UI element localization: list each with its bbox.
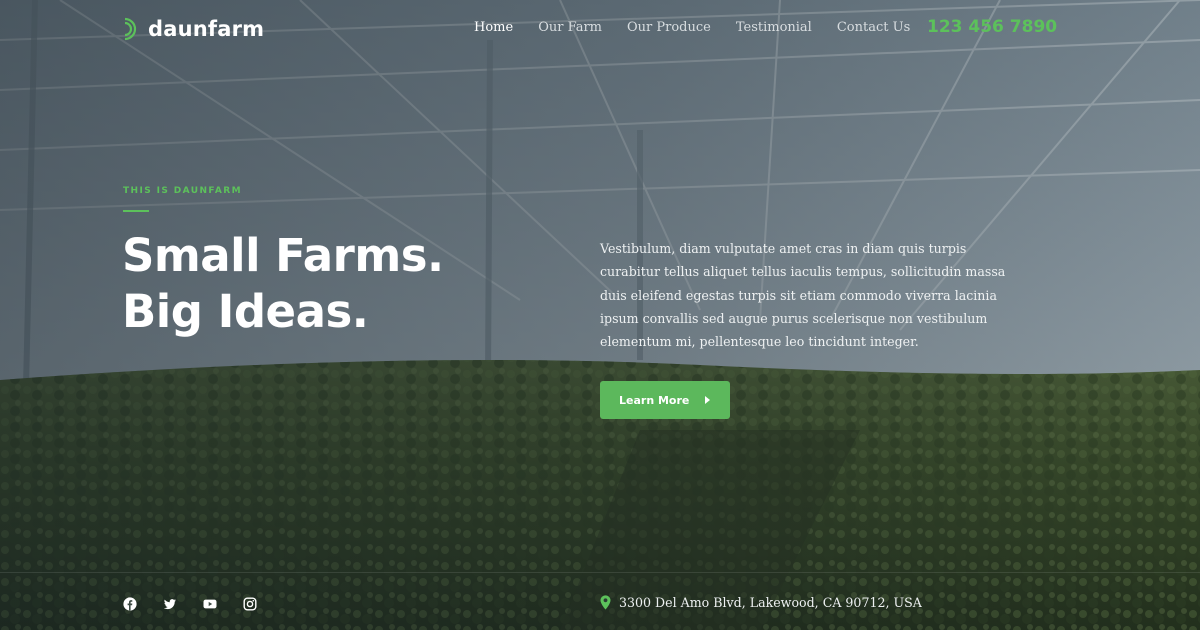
nav-contact-us[interactable]: Contact Us [837,20,910,35]
headline-line-2: Big Ideas. [122,285,369,338]
caret-right-icon [705,396,710,404]
hero-description: Vestibulum, diam vulputate amet cras in … [600,241,1006,350]
footer-divider [0,572,1200,573]
hero-eyebrow: THIS IS DAUNFARM [123,186,242,196]
signal-arcs-icon [124,17,137,41]
hero-headline: Small Farms. Big Ideas. [122,228,444,340]
social-links [123,597,283,611]
facebook-icon[interactable] [123,597,137,611]
nav-home[interactable]: Home [474,20,513,35]
footer-address: 3300 Del Amo Blvd, Lakewood, CA 90712, U… [600,595,922,610]
headline-line-1: Small Farms. [122,229,444,282]
eyebrow-divider [123,210,149,212]
phone-number[interactable]: 123 456 7890 [927,17,1057,37]
address-text: 3300 Del Amo Blvd, Lakewood, CA 90712, U… [619,595,922,610]
instagram-icon[interactable] [243,597,257,611]
twitter-icon[interactable] [163,597,177,611]
nav-testimonial[interactable]: Testimonial [736,20,812,35]
site-header: daunfarm Home Our Farm Our Produce Testi… [0,0,1200,60]
main-nav: Home Our Farm Our Produce Testimonial Co… [474,20,910,35]
youtube-icon[interactable] [203,597,217,611]
nav-our-produce[interactable]: Our Produce [627,20,711,35]
learn-more-button[interactable]: Learn More [600,381,730,419]
brand-logo[interactable]: daunfarm [122,16,264,42]
learn-more-label: Learn More [619,393,690,407]
map-pin-icon [600,595,611,610]
brand-name: daunfarm [148,17,265,41]
nav-our-farm[interactable]: Our Farm [538,20,602,35]
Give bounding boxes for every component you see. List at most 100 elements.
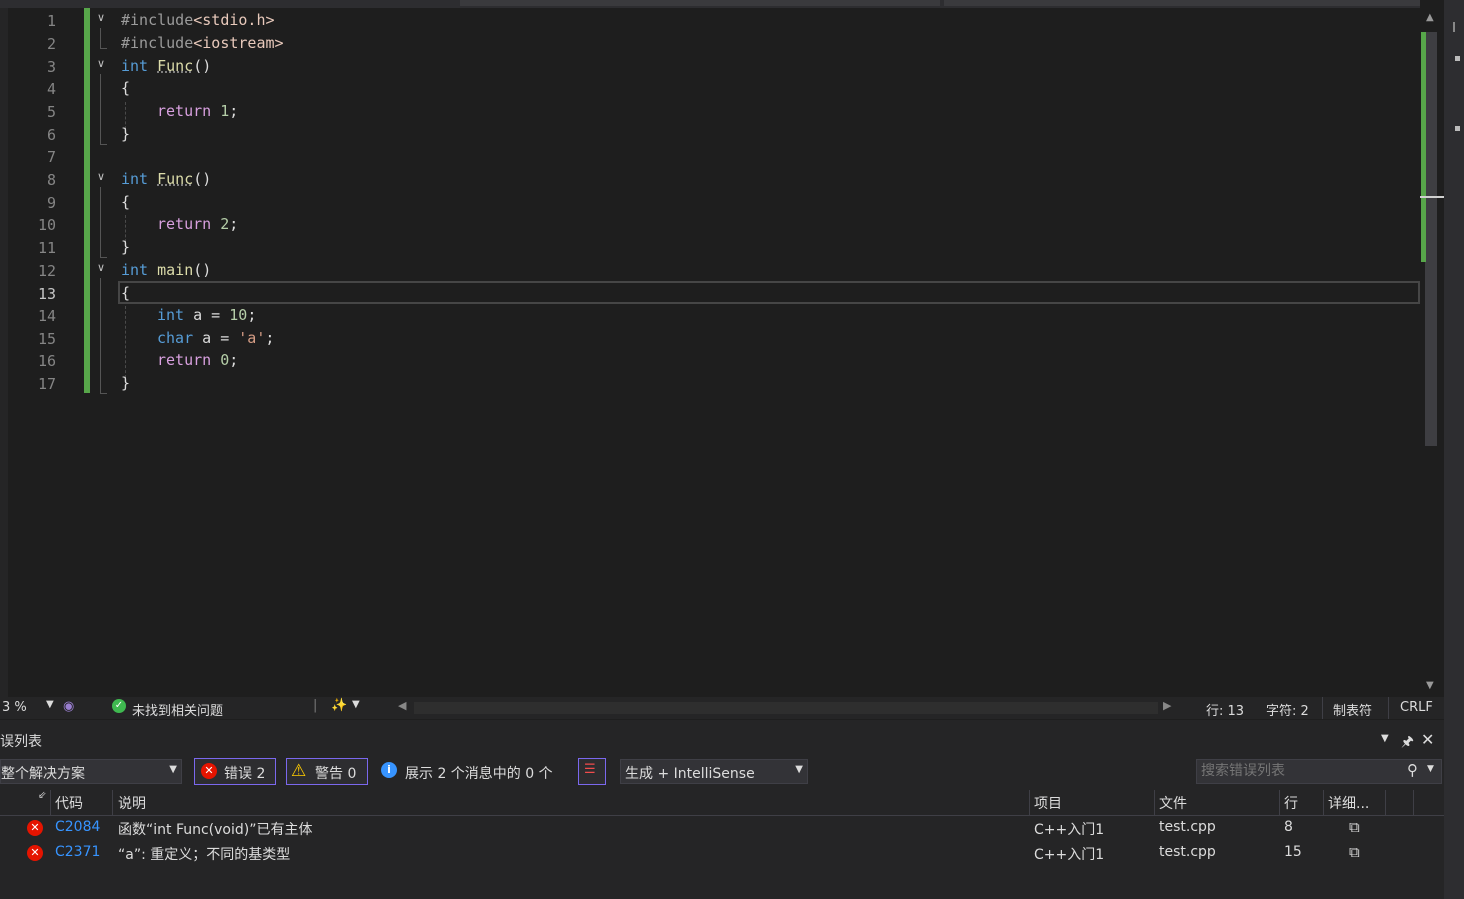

◆ ◆ ◆ ◆ ◆

## JOB
Convert every line of the entries above into a JSON list of strings, one string per line, with blank lines and the pictures left out.

## WRITTEN ANSWER
[
  "UI element localization: list each with its bbox.",
  "nav-contact-us[interactable]: Contact Us [837,20,910,35]",
  "headline-line-2: Big Ideas. [122,285,369,338]",
  "caret-right-icon [705,396,710,404]",
  "hero-description: Vestibulum, diam vulputate amet cras in … [600,241,1006,350]",
  "footer-divider [0,572,1200,573]",
  "hero-eyebrow: THIS IS DAUNFARM [123,186,242,196]",
  "signal-arcs-icon [124,17,137,41]",
  "hero-headline: Small Farms. Big Ideas. [122,228,444,340]",
  "social-links [123,597,283,611]",
  "facebook-icon[interactable] [123,597,137,611]",
  "nav-home[interactable]: Home [474,20,513,35]",
  "footer-address: 3300 Del Amo Blvd, Lakewood, CA 90712, U… [600,595,922,610]",
  "headline-line-1: Small Farms. [122,229,444,282]",
  "eyebrow-divider [123,210,149,212]",
  "phone-number[interactable]: 123 456 7890 [927,17,1057,37]",
  "address-text: 3300 Del Amo Blvd, Lakewood, CA 90712, U… [619,595,922,610]",
  "instagram-icon[interactable] [243,597,257,611]",
  "twitter-icon[interactable] [163,597,177,611]",
  "nav-testimonial[interactable]: Testimonial [736,20,812,35]",
  "site-header: daunfarm Home Our Farm Our Produce Testi… [0,0,1200,60]",
  "main-nav: Home Our Farm Our Produce Testimonial Co… [474,20,910,35]",
  "youtube-icon[interactable] [203,597,217,611]",
  "nav-our-produce[interactable]: Our Produce [627,20,711,35]",
  "learn-more-button[interactable]: Learn More [600,381,730,419]",
  "brand-logo[interactable]: daunfarm [122,16,264,42]",
  "learn-more-label: Learn More [619,393,690,407]",
  "map-pin-icon [600,595,611,610]",
  "brand-name: daunfarm [148,17,265,41]",
  "nav-our-farm[interactable]: Our Farm [538,20,602,35]",
  "Give bounding boxes for every component you see. List at most 100 elements."
]